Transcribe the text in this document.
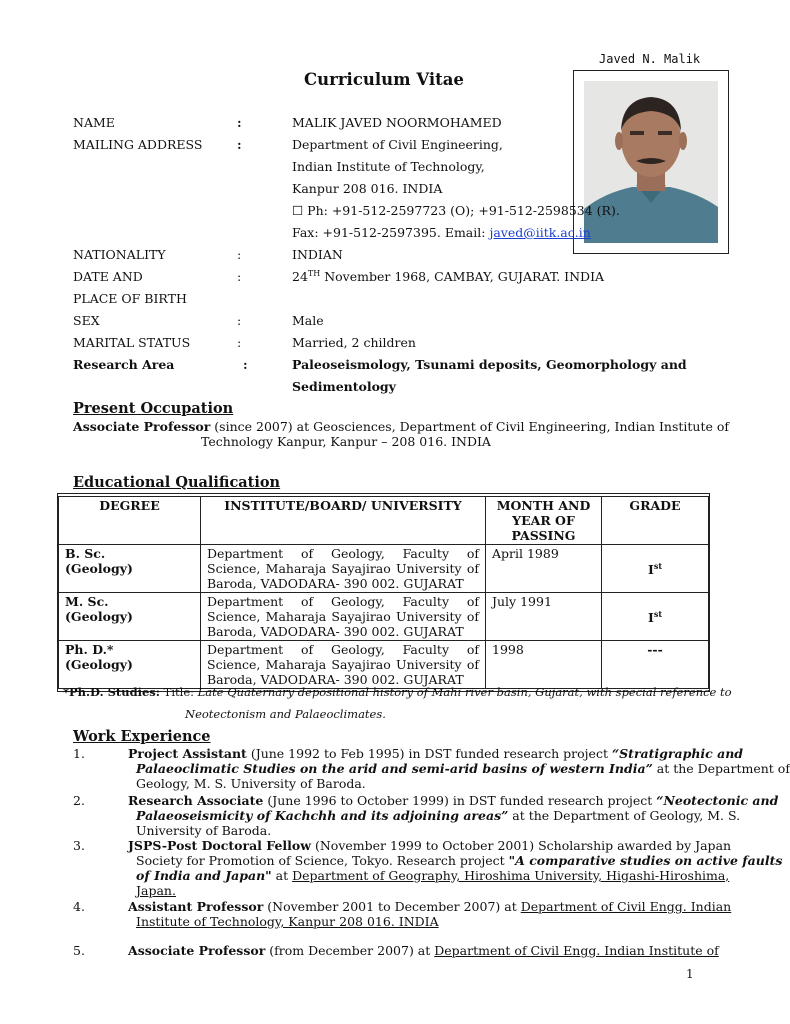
Javed N. Malik
Curriculum Vitae
NAME	:	MALIK JAVED NOORMOHAMED
MAILING ADDRESS	:	Department of Civil Engineering,
Indian Institute of Technology,
Kanpur 208 016. INDIA
☐ Ph: +91-512-2597723 (O); +91-512-2598534 (R).
Fax: +91-512-2597395. Email: javed@iitk.ac.in
NATIONALITY	:	INDIAN
DATE AND	:	24TH November 1968, CAMBAY, GUJARAT. INDIA
PLACE OF BIRTH
SEX	:	Male
MARITAL STATUS	:	Married, 2 children
Research Area	:	Paleoseismology, Tsunami deposits, Geomorphology and
Sedimentology
Present Occupation
Associate Professor (since 2007) at Geosciences, Department of Civil Engineering, Indian Institute of
Technology Kanpur, Kanpur – 208 016. INDIA
Educational Qualification
DEGREE	INSTITUTE/BOARD/ UNIVERSITY	MONTH AND YEAR OF PASSING	GRADE

B. Sc.
(Geology)	Department of Geology, Faculty of Science, Maharaja Sayajirao University of Baroda, VADODARA- 390 002. GUJARAT	April 1989	Ist

M. Sc.
(Geology)	Department of Geology, Faculty of Science, Maharaja Sayajirao University of Baroda, VADODARA- 390 002. GUJARAT	July 1991	Ist

Ph. D.*
(Geology)	Department of Geology, Faculty of Science, Maharaja Sayajirao University of Baroda, VADODARA- 390 002. GUJARAT	1998	---
*Ph.D. Studies: Title: Late Quaternary depositional history of Mahi river basin, Gujarat, with special reference to
Neotectonism and Palaeoclimates.
Work Experience
1.	Project Assistant (June 1992 to Feb 1995) in DST funded research project “Stratigraphic and
Palaeoclimatic Studies on the arid and semi-arid basins of western India” at the Department of
Geology, M. S. University of Baroda.
2.	Research Associate (June 1996 to October 1999) in DST funded research project “Neotectonic and
Palaeoseismicity of Kachchh and its adjoining areas” at the Department of Geology, M. S.
University of Baroda.
3.	JSPS-Post Doctoral Fellow (November 1999 to October 2001) Scholarship awarded by Japan
Society for Promotion of Science, Tokyo. Research project "A comparative studies on active faults
of India and Japan" at Department of Geography, Hiroshima University, Higashi-Hiroshima,
Japan.
4.	Assistant Professor (November 2001 to December 2007) at Department of Civil Engg. Indian
Institute of Technology, Kanpur 208 016. INDIA
5.	Associate Professor (from December 2007) at Department of Civil Engg. Indian Institute of
1
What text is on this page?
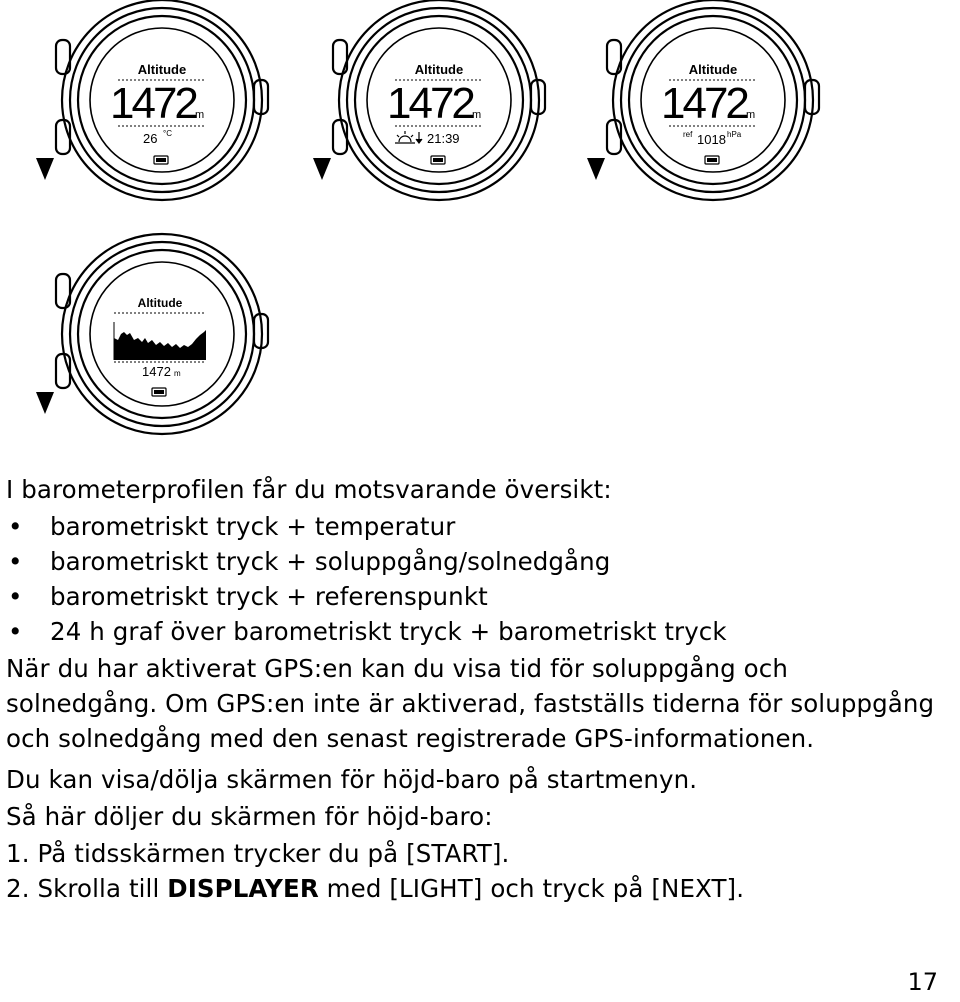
Altitude
1472 m
26 °C
Altitude
1472 m
21:39
Altitude
1472 m
ref 1018 hPa
Altitude
1472 m

I barometerprofilen får du motsvarande översikt:

• barometriskt tryck + temperatur
• barometriskt tryck + soluppgång/solnedgång
• barometriskt tryck + referenspunkt
• 24 h graf över barometriskt tryck + barometriskt tryck

När du har aktiverat GPS:en kan du visa tid för soluppgång och solnedgång. Om GPS:en inte är aktiverad, fastställs tiderna för soluppgång och solnedgång med den senast registrerade GPS-informationen.

Du kan visa/dölja skärmen för höjd-baro på startmenyn.

Så här döljer du skärmen för höjd-baro:

1. På tidsskärmen trycker du på [START].
2. Skrolla till DISPLAYER med [LIGHT] och tryck på [NEXT].
17
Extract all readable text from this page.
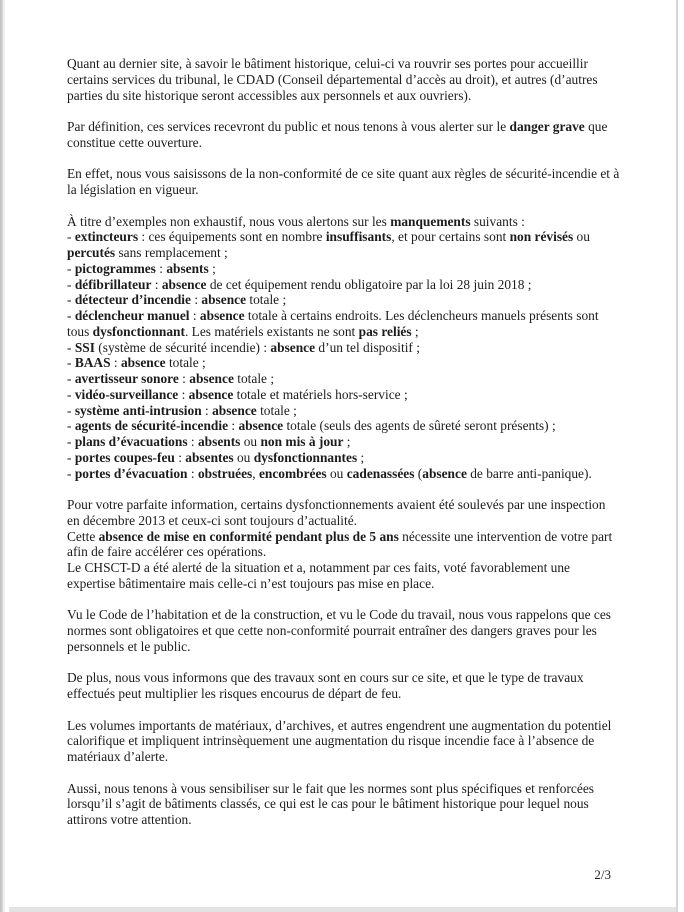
Quant au dernier site, à savoir le bâtiment historique, celui-ci va rouvrir ses portes pour accueillir certains services du tribunal, le CDAD (Conseil départemental d’accès au droit), et autres (d’autres parties du site historique seront accessibles aux personnels et aux ouvriers).

Par définition, ces services recevront du public et nous tenons à vous alerter sur le danger grave que constitue cette ouverture.

En effet, nous vous saisissons de la non-conformité de ce site quant aux règles de sécurité-incendie et à la législation en vigueur.

À titre d’exemples non exhaustif, nous vous alertons sur les manquements suivants :

- extincteurs : ces équipements sont en nombre insuffisants, et pour certains sont non révisés ou percutés sans remplacement ;

- pictogrammes : absents ;

- défibrillateur : absence de cet équipement rendu obligatoire par la loi 28 juin 2018 ;

- détecteur d’incendie : absence totale ;

- déclencheur manuel : absence totale à certains endroits. Les déclencheurs manuels présents sont tous dysfonctionnant. Les matériels existants ne sont pas reliés ;

- SSI (système de sécurité incendie) : absence d’un tel dispositif ;

- BAAS : absence totale ;

- avertisseur sonore : absence totale ;

- vidéo-surveillance : absence totale et matériels hors-service ;

- système anti-intrusion : absence totale ;

- agents de sécurité-incendie : absence totale (seuls des agents de sûreté seront présents) ;

- plans d’évacuations : absents ou non mis à jour ;

- portes coupes-feu : absentes ou dysfonctionnantes ;

- portes d’évacuation : obstruées, encombrées ou cadenassées (absence de barre anti-panique).

Pour votre parfaite information, certains dysfonctionnements avaient été soulevés par une inspection en décembre 2013 et ceux-ci sont toujours d’actualité.

Cette absence de mise en conformité pendant plus de 5 ans nécessite une intervention de votre part afin de faire accélérer ces opérations.

Le CHSCT-D a été alerté de la situation et a, notamment par ces faits, voté favorablement une expertise bâtimentaire mais celle-ci n’est toujours pas mise en place.

Vu le Code de l’habitation et de la construction, et vu le Code du travail, nous vous rappelons que ces normes sont obligatoires et que cette non-conformité pourrait entraîner des dangers graves pour les personnels et le public.

De plus, nous vous informons que des travaux sont en cours sur ce site, et que le type de travaux effectués peut multiplier les risques encourus de départ de feu.

Les volumes importants de matériaux, d’archives, et autres engendrent une augmentation du potentiel calorifique et impliquent intrinsèquement une augmentation du risque incendie face à l’absence de matériaux d’alerte.

Aussi, nous tenons à vous sensibiliser sur le fait que les normes sont plus spécifiques et renforcées lorsqu’il s’agit de bâtiments classés, ce qui est le cas pour le bâtiment historique pour lequel nous attirons votre attention.

2/3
----
Exercise requirements: All entries must be written out again exactly as given, with no pictures in the copy.

Reply to the task:
Transcribe the text in this document.
Javed N. Malik
Curriculum Vitae
NAME	:	MALIK JAVED NOORMOHAMED
MAILING ADDRESS	:	Department of Civil Engineering,
Indian Institute of Technology,
Kanpur 208 016. INDIA
☐ Ph: +91-512-2597723 (O); +91-512-2598534 (R).
Fax: +91-512-2597395. Email: javed@iitk.ac.in
NATIONALITY	:	INDIAN
DATE AND	:	24TH November 1968, CAMBAY, GUJARAT. INDIA
PLACE OF BIRTH
SEX	:	Male
MARITAL STATUS	:	Married, 2 children
Research Area	:	Paleoseismology, Tsunami deposits, Geomorphology and
Sedimentology
Present Occupation
Associate Professor (since 2007) at Geosciences, Department of Civil Engineering, Indian Institute of
Technology Kanpur, Kanpur – 208 016. INDIA
Educational Qualification
DEGREE	INSTITUTE/BOARD/ UNIVERSITY	MONTH AND YEAR OF PASSING	GRADE

B. Sc.
(Geology)	Department of Geology, Faculty of Science, Maharaja Sayajirao University of Baroda, VADODARA- 390 002. GUJARAT	April 1989	Ist

M. Sc.
(Geology)	Department of Geology, Faculty of Science, Maharaja Sayajirao University of Baroda, VADODARA- 390 002. GUJARAT	July 1991	Ist

Ph. D.*
(Geology)	Department of Geology, Faculty of Science, Maharaja Sayajirao University of Baroda, VADODARA- 390 002. GUJARAT	1998	---
*Ph.D. Studies: Title: Late Quaternary depositional history of Mahi river basin, Gujarat, with special reference to
Neotectonism and Palaeoclimates.
Work Experience
1.	Project Assistant (June 1992 to Feb 1995) in DST funded research project “Stratigraphic and
Palaeoclimatic Studies on the arid and semi-arid basins of western India” at the Department of
Geology, M. S. University of Baroda.
2.	Research Associate (June 1996 to October 1999) in DST funded research project “Neotectonic and
Palaeoseismicity of Kachchh and its adjoining areas” at the Department of Geology, M. S.
University of Baroda.
3.	JSPS-Post Doctoral Fellow (November 1999 to October 2001) Scholarship awarded by Japan
Society for Promotion of Science, Tokyo. Research project "A comparative studies on active faults
of India and Japan" at Department of Geography, Hiroshima University, Higashi-Hiroshima,
Japan.
4.	Assistant Professor (November 2001 to December 2007) at Department of Civil Engg. Indian
Institute of Technology, Kanpur 208 016. INDIA
5.	Associate Professor (from December 2007) at Department of Civil Engg. Indian Institute of
1
What text is on this page?
Altitude
1472 m
26 °C
Altitude
1472 m
21:39
Altitude
1472 m
ref 1018 hPa
Altitude
1472 m

I barometerprofilen får du motsvarande översikt:

• barometriskt tryck + temperatur
• barometriskt tryck + soluppgång/solnedgång
• barometriskt tryck + referenspunkt
• 24 h graf över barometriskt tryck + barometriskt tryck

När du har aktiverat GPS:en kan du visa tid för soluppgång och solnedgång. Om GPS:en inte är aktiverad, fastställs tiderna för soluppgång och solnedgång med den senast registrerade GPS-informationen.

Du kan visa/dölja skärmen för höjd-baro på startmenyn.

Så här döljer du skärmen för höjd-baro:

1. På tidsskärmen trycker du på [START].
2. Skrolla till DISPLAYER med [LIGHT] och tryck på [NEXT].
17
Extract all readable text from this page.
Quant au dernier site, à savoir le bâtiment historique, celui-ci va rouvrir ses portes pour accueillir certains services du tribunal, le CDAD (Conseil départemental d’accès au droit), et autres (d’autres parties du site historique seront accessibles aux personnels et aux ouvriers).

Par définition, ces services recevront du public et nous tenons à vous alerter sur le danger grave que constitue cette ouverture.

En effet, nous vous saisissons de la non-conformité de ce site quant aux règles de sécurité-incendie et à la législation en vigueur.

À titre d’exemples non exhaustif, nous vous alertons sur les manquements suivants :

- extincteurs : ces équipements sont en nombre insuffisants, et pour certains sont non révisés ou percutés sans remplacement ;

- pictogrammes : absents ;

- défibrillateur : absence de cet équipement rendu obligatoire par la loi 28 juin 2018 ;

- détecteur d’incendie : absence totale ;

- déclencheur manuel : absence totale à certains endroits. Les déclencheurs manuels présents sont tous dysfonctionnant. Les matériels existants ne sont pas reliés ;

- SSI (système de sécurité incendie) : absence d’un tel dispositif ;

- BAAS : absence totale ;

- avertisseur sonore : absence totale ;

- vidéo-surveillance : absence totale et matériels hors-service ;

- système anti-intrusion : absence totale ;

- agents de sécurité-incendie : absence totale (seuls des agents de sûreté seront présents) ;

- plans d’évacuations : absents ou non mis à jour ;

- portes coupes-feu : absentes ou dysfonctionnantes ;

- portes d’évacuation : obstruées, encombrées ou cadenassées (absence de barre anti-panique).

Pour votre parfaite information, certains dysfonctionnements avaient été soulevés par une inspection en décembre 2013 et ceux-ci sont toujours d’actualité.

Cette absence de mise en conformité pendant plus de 5 ans nécessite une intervention de votre part afin de faire accélérer ces opérations.

Le CHSCT-D a été alerté de la situation et a, notamment par ces faits, voté favorablement une expertise bâtimentaire mais celle-ci n’est toujours pas mise en place.

Vu le Code de l’habitation et de la construction, et vu le Code du travail, nous vous rappelons que ces normes sont obligatoires et que cette non-conformité pourrait entraîner des dangers graves pour les personnels et le public.

De plus, nous vous informons que des travaux sont en cours sur ce site, et que le type de travaux effectués peut multiplier les risques encourus de départ de feu.

Les volumes importants de matériaux, d’archives, et autres engendrent une augmentation du potentiel calorifique et impliquent intrinsèquement une augmentation du risque incendie face à l’absence de matériaux d’alerte.

Aussi, nous tenons à vous sensibiliser sur le fait que les normes sont plus spécifiques et renforcées lorsqu’il s’agit de bâtiments classés, ce qui est le cas pour le bâtiment historique pour lequel nous attirons votre attention.

2/3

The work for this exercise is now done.